::: Information supplied
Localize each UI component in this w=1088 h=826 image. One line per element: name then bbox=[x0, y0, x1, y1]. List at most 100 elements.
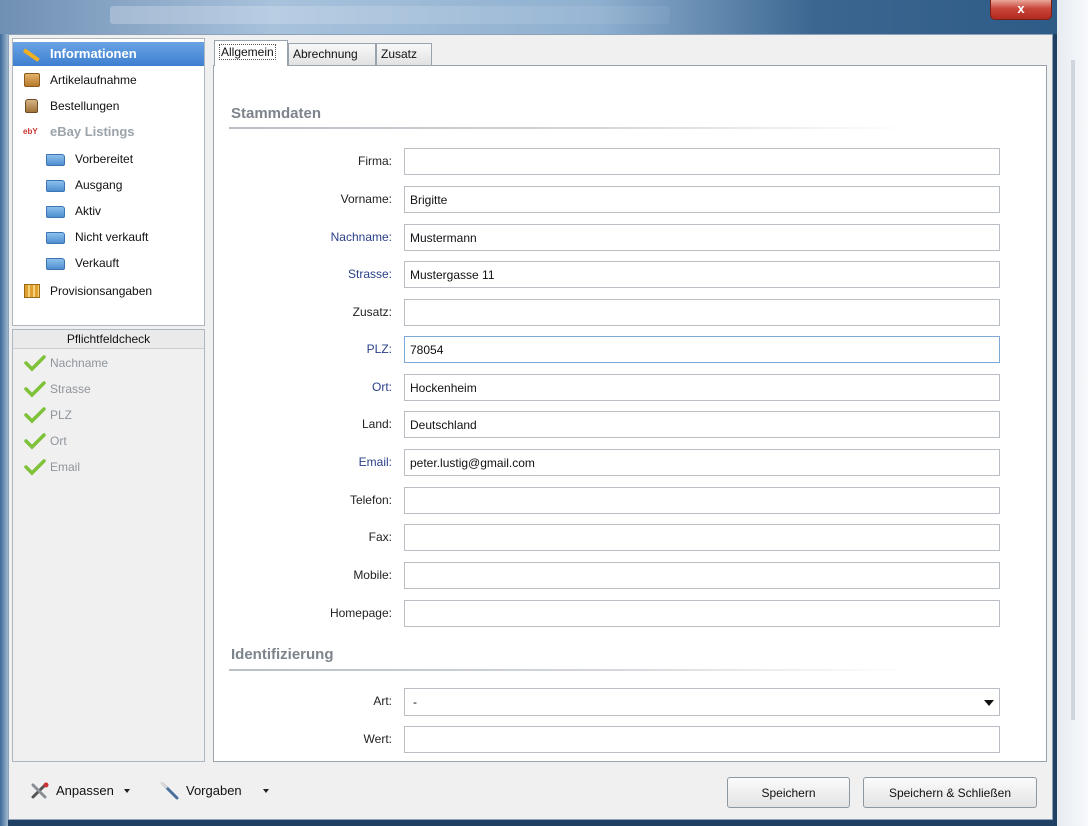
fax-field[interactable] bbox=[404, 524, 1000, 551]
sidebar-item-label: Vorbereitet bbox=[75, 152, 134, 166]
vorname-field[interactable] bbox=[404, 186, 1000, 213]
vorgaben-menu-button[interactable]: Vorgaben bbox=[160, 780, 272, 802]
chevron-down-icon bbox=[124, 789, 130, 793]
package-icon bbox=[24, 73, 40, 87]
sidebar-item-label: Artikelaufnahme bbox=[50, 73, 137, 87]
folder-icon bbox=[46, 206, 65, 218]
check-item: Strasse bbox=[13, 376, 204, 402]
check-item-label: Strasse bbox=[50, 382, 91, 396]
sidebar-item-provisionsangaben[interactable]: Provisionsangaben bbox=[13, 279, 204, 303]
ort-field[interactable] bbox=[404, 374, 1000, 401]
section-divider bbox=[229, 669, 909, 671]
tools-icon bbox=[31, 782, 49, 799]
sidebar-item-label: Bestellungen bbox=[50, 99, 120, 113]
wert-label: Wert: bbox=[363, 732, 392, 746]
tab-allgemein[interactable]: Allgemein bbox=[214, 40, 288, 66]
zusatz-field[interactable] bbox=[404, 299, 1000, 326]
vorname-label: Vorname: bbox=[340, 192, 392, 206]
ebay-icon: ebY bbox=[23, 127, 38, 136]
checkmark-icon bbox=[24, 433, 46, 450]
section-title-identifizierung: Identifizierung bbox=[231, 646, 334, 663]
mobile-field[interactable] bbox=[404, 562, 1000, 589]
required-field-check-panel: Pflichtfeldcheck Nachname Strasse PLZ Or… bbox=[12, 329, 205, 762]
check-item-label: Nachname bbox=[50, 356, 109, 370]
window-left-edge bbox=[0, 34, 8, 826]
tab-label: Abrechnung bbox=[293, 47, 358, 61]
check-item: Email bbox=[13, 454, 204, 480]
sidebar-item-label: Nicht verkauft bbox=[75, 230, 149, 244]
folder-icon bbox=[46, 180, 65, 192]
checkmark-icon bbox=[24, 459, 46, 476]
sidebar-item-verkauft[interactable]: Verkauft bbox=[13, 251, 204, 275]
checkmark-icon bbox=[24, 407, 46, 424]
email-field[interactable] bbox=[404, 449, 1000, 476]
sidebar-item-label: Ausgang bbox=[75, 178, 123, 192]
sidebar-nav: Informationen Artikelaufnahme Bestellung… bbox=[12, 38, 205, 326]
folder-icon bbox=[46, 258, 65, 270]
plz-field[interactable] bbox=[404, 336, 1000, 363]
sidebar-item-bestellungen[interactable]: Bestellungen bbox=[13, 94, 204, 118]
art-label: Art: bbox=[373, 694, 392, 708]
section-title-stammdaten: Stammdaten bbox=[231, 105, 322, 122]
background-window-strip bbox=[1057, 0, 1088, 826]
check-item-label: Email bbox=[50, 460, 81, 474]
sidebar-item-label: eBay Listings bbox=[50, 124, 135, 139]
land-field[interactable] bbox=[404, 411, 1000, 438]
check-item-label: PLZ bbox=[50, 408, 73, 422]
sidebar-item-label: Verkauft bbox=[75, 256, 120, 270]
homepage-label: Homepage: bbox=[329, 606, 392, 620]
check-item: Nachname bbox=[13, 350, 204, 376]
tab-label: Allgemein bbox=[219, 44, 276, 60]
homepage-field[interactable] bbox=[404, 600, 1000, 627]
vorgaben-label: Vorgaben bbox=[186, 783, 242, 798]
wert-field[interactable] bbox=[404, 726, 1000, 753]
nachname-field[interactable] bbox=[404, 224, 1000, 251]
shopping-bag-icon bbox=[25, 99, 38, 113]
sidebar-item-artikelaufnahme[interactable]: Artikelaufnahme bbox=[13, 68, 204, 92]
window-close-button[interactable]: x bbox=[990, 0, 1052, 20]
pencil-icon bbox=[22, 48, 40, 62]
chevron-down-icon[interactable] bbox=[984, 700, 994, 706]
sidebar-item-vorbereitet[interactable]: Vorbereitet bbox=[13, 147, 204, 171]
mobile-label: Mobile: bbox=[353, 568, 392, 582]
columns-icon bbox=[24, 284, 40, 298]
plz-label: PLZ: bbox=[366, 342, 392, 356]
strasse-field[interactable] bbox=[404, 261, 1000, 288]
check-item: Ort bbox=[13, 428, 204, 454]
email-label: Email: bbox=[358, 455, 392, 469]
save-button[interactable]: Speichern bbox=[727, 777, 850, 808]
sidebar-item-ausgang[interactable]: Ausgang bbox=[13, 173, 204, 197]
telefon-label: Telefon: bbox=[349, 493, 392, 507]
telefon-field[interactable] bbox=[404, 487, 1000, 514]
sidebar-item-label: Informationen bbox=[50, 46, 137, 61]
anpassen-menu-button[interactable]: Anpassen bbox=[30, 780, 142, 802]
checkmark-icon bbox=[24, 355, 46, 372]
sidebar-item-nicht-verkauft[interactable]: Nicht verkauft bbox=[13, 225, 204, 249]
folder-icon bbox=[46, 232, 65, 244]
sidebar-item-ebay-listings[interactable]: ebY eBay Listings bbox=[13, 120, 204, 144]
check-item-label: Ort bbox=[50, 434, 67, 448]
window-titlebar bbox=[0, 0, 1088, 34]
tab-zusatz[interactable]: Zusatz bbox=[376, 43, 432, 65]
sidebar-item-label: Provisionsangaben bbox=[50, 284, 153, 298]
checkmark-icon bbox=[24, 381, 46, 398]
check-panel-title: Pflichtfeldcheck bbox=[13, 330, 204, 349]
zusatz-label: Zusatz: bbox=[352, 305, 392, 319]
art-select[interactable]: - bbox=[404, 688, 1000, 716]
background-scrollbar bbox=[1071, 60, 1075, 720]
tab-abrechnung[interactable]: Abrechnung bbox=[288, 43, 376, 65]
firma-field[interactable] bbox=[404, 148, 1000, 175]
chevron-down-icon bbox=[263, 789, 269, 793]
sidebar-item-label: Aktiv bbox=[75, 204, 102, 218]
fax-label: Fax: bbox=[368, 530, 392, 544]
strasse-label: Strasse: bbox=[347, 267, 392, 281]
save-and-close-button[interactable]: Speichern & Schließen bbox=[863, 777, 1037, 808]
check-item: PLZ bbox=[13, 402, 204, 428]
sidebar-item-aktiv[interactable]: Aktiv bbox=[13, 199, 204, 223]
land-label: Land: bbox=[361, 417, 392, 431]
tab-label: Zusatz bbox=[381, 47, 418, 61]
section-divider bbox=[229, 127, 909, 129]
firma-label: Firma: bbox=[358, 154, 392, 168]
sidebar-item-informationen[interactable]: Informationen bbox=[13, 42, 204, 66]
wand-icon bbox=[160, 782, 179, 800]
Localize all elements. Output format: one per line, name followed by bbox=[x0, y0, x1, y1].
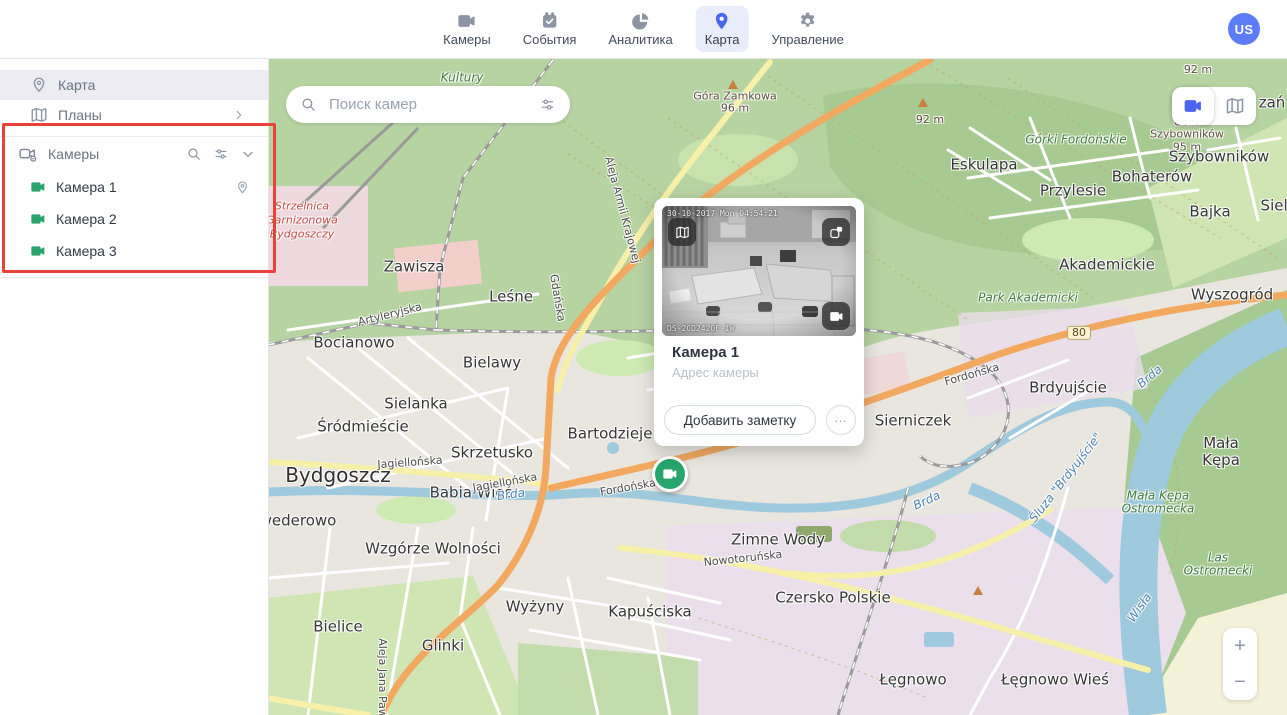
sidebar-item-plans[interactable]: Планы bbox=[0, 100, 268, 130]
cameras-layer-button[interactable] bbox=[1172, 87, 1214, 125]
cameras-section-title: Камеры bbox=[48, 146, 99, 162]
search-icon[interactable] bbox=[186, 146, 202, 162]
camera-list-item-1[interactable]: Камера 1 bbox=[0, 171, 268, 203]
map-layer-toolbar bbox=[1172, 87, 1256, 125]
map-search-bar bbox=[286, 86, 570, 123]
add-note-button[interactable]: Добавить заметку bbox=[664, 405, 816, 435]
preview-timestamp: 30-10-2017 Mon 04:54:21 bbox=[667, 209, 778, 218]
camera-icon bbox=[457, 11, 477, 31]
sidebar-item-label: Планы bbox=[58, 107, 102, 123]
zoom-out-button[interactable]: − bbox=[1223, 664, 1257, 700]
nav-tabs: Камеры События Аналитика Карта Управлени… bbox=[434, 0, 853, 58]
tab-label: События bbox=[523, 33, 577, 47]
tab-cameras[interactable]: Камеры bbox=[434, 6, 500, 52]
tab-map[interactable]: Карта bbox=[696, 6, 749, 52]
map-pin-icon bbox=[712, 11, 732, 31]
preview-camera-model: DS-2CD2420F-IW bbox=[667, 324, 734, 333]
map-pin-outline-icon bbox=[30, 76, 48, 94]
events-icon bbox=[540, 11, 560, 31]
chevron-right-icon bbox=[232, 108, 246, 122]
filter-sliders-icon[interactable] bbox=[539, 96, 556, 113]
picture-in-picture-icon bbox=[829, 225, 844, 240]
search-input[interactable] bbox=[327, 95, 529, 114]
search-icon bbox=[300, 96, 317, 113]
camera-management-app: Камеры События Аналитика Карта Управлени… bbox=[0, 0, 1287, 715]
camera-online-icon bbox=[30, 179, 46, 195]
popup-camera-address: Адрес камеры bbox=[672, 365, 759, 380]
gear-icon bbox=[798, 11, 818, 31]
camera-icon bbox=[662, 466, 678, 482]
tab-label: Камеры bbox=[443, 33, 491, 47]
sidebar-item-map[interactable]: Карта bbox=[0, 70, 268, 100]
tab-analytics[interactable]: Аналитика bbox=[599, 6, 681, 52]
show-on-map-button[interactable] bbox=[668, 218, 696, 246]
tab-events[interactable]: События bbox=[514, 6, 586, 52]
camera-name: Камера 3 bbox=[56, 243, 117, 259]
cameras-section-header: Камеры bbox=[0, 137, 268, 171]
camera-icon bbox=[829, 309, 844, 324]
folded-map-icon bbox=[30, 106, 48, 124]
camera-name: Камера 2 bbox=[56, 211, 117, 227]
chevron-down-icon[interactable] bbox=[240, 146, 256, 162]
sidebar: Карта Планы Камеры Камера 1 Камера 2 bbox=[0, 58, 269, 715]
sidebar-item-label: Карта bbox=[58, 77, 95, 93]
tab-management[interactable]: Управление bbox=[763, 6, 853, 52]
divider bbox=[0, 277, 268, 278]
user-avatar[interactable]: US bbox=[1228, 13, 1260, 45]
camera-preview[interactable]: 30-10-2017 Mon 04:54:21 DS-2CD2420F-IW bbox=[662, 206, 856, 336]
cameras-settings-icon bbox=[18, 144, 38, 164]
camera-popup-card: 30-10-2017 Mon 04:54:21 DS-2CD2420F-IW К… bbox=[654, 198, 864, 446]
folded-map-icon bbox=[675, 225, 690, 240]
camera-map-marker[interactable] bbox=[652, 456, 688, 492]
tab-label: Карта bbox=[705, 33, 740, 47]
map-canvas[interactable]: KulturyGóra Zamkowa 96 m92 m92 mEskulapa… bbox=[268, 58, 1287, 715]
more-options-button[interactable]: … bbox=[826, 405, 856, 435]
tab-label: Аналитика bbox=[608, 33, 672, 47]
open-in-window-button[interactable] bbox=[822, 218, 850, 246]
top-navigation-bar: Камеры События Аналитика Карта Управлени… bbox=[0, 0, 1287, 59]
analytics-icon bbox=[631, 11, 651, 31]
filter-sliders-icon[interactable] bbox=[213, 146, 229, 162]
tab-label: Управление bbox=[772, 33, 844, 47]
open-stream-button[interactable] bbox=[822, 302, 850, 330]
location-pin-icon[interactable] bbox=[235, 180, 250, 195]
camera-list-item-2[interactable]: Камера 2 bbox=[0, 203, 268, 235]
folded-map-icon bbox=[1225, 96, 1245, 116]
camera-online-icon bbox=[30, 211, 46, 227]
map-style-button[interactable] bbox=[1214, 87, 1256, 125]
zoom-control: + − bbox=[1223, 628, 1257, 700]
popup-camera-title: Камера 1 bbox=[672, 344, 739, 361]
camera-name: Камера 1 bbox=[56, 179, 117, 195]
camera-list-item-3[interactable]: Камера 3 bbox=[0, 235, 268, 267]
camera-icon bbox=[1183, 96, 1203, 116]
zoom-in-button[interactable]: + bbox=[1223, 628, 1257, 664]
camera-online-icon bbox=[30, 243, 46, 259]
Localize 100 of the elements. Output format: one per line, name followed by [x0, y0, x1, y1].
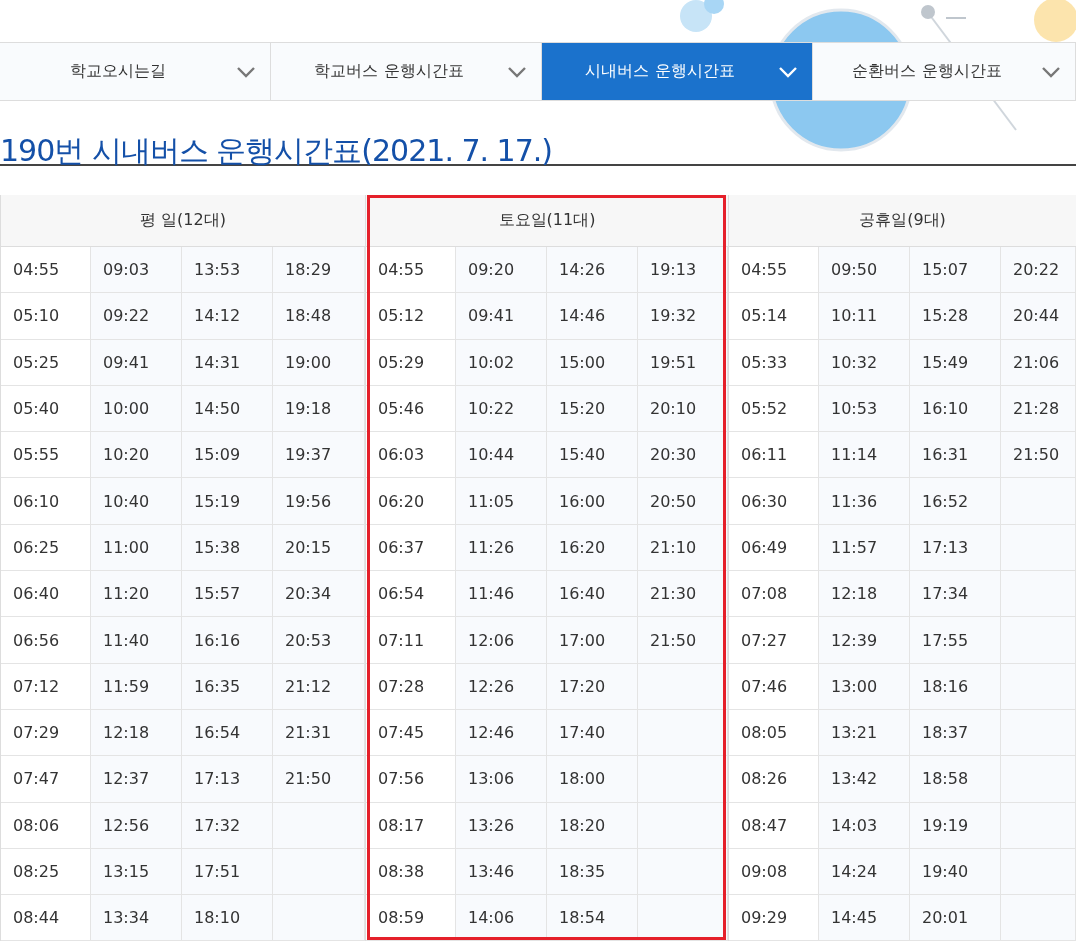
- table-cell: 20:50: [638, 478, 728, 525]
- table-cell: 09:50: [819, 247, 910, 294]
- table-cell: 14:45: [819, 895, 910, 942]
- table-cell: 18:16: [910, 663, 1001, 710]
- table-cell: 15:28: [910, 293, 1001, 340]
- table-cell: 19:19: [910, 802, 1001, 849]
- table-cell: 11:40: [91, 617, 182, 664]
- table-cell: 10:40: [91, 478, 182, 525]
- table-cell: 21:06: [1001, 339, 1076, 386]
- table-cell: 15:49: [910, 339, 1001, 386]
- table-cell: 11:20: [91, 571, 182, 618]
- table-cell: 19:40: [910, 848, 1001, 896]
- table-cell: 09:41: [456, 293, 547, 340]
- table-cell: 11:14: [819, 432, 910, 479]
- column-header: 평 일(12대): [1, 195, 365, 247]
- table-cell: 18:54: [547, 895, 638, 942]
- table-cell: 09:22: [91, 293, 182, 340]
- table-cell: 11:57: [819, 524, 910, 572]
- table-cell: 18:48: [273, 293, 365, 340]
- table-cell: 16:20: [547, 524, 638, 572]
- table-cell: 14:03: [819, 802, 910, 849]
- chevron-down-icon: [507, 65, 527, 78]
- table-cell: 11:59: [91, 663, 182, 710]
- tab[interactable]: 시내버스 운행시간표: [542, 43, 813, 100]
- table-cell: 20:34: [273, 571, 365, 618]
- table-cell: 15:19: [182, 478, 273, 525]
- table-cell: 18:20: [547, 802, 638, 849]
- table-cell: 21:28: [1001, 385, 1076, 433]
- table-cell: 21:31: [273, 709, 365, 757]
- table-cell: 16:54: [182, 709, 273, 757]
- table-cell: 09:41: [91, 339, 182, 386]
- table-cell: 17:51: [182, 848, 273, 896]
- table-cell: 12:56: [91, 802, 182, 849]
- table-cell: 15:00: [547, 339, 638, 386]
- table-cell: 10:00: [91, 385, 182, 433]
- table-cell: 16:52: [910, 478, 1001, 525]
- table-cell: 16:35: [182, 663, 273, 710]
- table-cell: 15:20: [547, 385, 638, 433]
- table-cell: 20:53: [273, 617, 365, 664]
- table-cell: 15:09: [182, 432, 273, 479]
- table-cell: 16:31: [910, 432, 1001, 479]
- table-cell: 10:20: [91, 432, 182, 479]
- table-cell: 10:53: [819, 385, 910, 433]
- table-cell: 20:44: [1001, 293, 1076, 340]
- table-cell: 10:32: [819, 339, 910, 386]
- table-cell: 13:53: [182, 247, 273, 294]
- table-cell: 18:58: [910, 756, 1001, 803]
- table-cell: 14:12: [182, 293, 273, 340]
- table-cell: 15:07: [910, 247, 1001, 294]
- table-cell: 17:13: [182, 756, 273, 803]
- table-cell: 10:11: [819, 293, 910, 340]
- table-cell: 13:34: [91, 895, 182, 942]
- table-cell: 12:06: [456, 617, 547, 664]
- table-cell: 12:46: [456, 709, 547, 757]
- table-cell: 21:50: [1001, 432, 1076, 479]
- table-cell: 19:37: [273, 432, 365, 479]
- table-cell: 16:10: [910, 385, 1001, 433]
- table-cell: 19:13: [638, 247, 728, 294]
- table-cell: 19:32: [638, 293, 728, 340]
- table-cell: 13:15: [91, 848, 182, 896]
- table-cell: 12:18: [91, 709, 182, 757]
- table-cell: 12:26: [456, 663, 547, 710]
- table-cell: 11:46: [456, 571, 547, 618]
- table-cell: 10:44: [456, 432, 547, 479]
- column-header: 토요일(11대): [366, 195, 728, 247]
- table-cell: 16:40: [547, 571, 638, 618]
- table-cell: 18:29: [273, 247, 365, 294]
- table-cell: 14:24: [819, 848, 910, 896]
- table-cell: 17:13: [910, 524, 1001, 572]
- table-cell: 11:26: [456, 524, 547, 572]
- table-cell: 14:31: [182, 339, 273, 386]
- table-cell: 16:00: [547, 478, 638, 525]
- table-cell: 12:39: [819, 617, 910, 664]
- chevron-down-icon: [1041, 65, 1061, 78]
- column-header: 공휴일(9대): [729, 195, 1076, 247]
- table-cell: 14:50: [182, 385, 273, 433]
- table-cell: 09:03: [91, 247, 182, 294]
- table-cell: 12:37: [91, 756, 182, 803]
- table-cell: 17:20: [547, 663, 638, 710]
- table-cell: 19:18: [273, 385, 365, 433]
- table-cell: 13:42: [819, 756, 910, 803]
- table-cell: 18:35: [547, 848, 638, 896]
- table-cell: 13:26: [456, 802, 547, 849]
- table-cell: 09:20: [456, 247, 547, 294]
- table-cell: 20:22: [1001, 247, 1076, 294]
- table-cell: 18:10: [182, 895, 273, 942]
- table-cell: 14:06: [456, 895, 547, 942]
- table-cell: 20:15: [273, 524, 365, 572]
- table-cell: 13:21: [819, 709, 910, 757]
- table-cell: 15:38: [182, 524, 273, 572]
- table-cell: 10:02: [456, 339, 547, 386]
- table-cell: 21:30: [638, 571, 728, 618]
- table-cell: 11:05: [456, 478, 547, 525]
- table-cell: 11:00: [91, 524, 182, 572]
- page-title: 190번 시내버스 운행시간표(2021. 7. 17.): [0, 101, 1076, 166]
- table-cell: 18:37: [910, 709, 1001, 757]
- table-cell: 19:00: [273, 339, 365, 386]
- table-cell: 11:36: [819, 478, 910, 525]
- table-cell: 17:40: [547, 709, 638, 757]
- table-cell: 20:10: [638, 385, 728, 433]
::::::
| Short problem |
Count the lines in the data above that contain the string "close", and reply with only that number.

| Solution for this task |
2